Go through the material below and copy all lines with "JSON".

[start of INFORMATION SHOWN]

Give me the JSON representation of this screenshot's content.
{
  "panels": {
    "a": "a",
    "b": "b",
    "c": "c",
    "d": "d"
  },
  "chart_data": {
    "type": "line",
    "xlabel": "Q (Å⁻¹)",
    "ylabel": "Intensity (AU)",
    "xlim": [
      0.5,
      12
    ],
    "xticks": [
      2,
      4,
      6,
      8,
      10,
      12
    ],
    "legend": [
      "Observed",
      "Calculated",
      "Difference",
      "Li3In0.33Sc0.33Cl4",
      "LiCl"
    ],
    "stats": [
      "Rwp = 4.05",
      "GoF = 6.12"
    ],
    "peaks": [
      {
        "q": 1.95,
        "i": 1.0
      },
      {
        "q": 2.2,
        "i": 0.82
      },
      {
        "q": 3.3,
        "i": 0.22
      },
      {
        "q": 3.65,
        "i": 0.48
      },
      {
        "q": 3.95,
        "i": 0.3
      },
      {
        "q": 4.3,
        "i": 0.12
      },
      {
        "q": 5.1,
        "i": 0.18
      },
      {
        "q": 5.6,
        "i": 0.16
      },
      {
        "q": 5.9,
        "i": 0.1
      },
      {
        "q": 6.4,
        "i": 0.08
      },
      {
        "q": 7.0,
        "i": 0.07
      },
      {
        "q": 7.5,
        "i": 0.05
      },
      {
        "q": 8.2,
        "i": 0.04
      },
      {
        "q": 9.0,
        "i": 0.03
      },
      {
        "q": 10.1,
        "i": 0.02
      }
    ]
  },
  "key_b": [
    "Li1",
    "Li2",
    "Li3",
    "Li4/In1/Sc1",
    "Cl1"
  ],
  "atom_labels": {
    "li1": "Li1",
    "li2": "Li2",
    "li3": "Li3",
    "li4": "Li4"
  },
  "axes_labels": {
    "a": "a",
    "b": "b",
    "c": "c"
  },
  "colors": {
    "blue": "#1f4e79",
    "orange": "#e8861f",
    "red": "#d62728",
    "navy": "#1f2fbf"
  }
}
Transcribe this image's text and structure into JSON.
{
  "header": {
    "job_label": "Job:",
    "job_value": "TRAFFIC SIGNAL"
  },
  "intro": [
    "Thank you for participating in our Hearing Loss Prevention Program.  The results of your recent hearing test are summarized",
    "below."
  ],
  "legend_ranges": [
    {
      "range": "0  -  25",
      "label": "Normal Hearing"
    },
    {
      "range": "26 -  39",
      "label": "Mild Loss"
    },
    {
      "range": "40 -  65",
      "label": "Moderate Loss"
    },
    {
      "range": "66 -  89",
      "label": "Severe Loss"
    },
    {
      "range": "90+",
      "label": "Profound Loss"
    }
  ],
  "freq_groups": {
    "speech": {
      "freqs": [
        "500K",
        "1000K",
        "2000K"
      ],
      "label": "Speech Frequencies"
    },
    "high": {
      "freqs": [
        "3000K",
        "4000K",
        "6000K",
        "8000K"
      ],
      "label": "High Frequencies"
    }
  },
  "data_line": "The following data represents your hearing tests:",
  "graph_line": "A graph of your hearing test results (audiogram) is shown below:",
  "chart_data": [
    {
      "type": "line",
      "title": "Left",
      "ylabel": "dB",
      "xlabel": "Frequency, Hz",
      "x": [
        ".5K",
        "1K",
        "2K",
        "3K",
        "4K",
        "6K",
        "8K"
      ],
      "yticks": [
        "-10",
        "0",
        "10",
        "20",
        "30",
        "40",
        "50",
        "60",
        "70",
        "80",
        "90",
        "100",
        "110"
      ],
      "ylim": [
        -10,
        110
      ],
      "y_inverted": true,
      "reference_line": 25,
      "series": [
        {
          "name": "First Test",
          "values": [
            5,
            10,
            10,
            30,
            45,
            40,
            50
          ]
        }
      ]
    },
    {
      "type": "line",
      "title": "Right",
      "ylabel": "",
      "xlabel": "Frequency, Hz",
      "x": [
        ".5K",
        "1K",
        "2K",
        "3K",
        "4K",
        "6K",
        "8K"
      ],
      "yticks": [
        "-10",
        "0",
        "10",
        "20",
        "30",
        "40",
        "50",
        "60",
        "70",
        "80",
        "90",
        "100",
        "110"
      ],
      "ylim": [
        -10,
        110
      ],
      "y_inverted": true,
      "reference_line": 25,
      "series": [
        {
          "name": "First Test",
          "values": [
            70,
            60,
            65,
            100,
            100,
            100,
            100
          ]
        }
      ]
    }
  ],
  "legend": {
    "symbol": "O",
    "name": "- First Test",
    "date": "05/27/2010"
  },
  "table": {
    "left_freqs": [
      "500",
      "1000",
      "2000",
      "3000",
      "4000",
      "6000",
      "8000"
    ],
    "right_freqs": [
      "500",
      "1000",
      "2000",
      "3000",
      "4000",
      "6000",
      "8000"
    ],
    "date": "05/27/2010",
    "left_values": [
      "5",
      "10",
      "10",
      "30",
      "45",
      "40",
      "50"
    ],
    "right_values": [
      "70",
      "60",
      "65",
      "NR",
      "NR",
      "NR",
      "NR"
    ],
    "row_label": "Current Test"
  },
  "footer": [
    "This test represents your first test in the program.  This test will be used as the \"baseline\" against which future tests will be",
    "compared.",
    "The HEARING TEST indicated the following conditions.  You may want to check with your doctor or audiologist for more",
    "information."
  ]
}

[end of INFORMATION SHOWN]

> [REPLY TO THE TASK]:
Give me the JSON representation of this screenshot's content.
Transcribe this image's text and structure into JSON.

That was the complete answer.